**TASK TO COMPLETE:** Please filter the data below down to the lines holding the string "receiving".
--------------------
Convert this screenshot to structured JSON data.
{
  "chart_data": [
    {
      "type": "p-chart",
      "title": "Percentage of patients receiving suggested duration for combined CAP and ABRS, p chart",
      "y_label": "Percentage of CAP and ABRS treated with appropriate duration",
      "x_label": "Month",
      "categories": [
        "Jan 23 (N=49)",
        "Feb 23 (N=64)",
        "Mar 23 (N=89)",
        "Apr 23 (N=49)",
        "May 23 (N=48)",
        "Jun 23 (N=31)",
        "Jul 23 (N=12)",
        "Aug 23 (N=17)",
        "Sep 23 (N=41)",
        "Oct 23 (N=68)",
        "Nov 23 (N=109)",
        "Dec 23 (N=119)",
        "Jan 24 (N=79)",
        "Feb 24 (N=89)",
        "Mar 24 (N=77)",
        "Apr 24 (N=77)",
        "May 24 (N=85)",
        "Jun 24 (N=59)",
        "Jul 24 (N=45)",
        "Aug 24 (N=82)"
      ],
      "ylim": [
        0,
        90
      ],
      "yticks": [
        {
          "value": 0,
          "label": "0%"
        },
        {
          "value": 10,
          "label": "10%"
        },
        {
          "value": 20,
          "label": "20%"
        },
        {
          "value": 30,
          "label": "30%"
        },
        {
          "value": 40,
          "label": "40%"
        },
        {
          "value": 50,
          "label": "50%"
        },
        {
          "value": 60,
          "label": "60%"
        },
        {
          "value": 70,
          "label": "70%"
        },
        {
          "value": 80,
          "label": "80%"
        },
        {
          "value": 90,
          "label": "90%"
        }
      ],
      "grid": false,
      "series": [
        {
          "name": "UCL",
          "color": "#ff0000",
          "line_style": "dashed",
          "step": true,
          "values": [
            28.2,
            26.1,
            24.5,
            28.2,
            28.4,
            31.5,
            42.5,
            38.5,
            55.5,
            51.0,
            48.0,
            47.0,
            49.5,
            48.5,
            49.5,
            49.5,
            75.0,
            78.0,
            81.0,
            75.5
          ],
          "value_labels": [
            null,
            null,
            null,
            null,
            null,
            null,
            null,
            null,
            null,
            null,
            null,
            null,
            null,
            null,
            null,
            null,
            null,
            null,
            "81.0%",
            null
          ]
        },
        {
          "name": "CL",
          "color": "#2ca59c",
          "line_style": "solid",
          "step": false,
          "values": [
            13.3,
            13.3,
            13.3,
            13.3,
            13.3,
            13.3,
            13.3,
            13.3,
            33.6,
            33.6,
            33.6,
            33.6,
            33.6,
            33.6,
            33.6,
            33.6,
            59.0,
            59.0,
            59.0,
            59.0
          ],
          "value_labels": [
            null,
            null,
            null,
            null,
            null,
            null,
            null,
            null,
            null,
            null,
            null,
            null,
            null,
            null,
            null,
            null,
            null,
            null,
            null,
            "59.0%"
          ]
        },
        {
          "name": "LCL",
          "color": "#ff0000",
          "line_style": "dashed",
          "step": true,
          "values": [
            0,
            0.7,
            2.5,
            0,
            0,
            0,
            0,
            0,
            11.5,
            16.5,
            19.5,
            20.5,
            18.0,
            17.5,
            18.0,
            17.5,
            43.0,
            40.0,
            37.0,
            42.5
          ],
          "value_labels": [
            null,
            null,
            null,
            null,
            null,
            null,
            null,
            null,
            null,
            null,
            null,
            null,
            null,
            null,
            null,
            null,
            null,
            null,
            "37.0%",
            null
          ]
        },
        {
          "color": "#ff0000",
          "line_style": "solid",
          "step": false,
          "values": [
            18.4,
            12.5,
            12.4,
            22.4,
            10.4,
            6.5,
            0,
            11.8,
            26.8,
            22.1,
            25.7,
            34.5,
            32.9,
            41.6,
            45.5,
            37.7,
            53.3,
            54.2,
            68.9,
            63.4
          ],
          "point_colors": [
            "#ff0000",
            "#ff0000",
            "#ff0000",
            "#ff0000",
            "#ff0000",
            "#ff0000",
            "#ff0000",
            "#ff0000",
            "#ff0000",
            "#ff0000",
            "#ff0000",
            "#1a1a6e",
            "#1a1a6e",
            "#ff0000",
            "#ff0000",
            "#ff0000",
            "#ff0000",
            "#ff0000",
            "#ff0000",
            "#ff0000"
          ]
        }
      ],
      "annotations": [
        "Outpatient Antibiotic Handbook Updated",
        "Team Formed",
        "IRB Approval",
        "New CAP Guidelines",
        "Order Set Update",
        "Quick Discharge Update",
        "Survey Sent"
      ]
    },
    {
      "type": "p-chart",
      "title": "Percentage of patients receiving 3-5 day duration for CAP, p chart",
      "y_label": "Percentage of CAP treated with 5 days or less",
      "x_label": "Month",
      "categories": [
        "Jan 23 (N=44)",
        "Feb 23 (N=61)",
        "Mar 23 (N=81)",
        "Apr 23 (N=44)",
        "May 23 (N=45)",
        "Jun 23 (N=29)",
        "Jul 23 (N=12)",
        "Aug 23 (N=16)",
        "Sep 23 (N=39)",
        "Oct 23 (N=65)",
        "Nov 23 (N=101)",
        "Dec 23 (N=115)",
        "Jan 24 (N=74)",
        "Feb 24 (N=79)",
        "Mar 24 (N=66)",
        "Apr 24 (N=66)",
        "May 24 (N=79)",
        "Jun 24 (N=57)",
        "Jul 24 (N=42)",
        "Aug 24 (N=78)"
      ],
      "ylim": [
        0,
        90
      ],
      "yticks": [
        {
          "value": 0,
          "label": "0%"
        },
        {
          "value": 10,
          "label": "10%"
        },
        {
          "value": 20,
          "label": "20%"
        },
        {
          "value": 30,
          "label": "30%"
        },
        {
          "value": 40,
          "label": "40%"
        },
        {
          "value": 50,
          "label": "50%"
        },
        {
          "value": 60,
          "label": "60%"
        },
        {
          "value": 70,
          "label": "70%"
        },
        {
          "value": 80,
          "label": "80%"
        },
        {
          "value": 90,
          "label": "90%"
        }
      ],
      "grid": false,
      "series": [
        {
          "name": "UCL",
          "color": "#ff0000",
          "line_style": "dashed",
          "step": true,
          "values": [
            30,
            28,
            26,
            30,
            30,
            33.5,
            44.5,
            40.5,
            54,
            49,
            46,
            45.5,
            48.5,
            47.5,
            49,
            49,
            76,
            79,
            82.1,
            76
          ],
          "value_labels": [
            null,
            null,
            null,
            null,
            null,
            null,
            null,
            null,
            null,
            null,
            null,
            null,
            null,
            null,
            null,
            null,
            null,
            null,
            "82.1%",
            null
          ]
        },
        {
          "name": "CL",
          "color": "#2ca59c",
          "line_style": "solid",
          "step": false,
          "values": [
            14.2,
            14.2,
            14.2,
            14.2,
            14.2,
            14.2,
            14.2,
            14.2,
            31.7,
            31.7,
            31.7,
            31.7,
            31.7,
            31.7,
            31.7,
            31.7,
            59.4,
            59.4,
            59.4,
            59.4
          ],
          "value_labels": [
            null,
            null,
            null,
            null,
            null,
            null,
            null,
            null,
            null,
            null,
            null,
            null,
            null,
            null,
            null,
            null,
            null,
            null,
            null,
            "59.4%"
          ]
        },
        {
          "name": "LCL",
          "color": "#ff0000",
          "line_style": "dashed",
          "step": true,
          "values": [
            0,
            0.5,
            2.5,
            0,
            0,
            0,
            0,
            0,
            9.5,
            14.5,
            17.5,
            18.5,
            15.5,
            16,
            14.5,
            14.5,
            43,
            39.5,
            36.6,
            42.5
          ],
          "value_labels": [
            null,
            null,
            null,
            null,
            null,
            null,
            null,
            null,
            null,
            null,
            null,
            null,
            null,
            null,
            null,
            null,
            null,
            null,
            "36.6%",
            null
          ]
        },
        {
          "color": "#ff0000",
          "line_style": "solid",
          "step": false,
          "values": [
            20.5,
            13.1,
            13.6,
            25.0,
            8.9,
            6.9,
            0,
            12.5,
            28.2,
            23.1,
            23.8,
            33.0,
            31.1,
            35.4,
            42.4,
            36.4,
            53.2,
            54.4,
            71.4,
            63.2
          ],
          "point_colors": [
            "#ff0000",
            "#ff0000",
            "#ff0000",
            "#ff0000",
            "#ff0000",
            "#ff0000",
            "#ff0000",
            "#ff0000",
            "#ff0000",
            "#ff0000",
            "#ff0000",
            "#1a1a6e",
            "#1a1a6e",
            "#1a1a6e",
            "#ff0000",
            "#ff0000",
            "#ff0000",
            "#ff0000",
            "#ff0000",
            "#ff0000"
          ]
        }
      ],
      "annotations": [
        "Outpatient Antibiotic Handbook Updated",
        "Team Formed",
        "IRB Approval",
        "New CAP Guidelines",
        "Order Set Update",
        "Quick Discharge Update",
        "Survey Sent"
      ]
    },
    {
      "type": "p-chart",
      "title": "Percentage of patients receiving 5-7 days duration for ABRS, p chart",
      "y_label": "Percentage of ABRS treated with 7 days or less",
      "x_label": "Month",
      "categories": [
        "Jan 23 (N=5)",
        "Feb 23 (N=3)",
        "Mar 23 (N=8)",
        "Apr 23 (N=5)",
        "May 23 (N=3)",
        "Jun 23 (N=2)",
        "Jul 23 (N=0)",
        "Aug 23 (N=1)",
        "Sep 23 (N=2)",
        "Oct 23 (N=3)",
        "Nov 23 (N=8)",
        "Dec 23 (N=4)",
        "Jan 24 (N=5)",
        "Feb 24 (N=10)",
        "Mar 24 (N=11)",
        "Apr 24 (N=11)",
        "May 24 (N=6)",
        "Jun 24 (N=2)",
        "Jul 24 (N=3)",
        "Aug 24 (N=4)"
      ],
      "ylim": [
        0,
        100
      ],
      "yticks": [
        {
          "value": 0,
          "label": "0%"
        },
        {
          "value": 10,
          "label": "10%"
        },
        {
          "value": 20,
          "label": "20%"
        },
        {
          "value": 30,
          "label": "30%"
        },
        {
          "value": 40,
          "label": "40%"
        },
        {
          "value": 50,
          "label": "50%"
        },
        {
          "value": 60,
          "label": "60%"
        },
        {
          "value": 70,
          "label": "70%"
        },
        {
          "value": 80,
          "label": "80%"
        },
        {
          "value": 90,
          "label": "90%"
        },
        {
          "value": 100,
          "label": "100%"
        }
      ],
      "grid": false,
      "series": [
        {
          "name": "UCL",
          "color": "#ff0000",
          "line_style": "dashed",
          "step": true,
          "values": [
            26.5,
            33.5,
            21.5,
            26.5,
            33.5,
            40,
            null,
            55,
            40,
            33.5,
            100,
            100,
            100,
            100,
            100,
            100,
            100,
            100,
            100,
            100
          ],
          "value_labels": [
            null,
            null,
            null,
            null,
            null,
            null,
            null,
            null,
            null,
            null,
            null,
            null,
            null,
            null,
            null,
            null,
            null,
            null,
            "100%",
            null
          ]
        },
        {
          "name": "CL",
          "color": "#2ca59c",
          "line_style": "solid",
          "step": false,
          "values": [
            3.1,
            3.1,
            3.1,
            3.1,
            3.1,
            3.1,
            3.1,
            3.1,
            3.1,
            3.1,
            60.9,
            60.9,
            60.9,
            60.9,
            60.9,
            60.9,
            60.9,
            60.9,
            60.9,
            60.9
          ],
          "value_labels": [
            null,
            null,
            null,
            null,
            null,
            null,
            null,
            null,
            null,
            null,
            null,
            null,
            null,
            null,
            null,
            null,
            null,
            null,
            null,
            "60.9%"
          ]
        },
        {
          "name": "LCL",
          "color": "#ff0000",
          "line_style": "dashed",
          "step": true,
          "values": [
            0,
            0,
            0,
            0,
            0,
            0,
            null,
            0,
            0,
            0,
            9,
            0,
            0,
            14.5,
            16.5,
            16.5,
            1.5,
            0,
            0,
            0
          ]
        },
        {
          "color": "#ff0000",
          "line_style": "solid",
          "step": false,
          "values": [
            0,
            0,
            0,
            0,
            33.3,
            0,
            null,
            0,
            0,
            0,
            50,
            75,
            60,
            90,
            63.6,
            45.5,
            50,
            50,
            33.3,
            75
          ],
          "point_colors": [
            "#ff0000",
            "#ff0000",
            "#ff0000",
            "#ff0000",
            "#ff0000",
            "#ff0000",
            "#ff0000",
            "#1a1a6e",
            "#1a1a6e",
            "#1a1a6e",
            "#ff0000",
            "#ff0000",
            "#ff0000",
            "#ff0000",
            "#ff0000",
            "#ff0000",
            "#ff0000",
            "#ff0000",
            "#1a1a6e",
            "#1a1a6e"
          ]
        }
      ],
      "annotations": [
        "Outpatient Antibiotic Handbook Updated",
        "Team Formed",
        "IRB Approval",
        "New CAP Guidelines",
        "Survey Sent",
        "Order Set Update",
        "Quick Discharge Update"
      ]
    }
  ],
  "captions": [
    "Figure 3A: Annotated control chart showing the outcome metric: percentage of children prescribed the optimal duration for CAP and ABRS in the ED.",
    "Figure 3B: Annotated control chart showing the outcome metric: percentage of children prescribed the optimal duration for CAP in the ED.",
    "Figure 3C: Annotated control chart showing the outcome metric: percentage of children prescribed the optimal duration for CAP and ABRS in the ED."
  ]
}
--------------------
**SOLUTION TO THIS TASK:**
      "title": "Percentage of patients receiving suggested duration for combined CAP and ABRS, p chart",
      "title": "Percentage of patients receiving 3-5 day duration for CAP, p chart",
      "title": "Percentage of patients receiving 5-7 days duration for ABRS, p chart",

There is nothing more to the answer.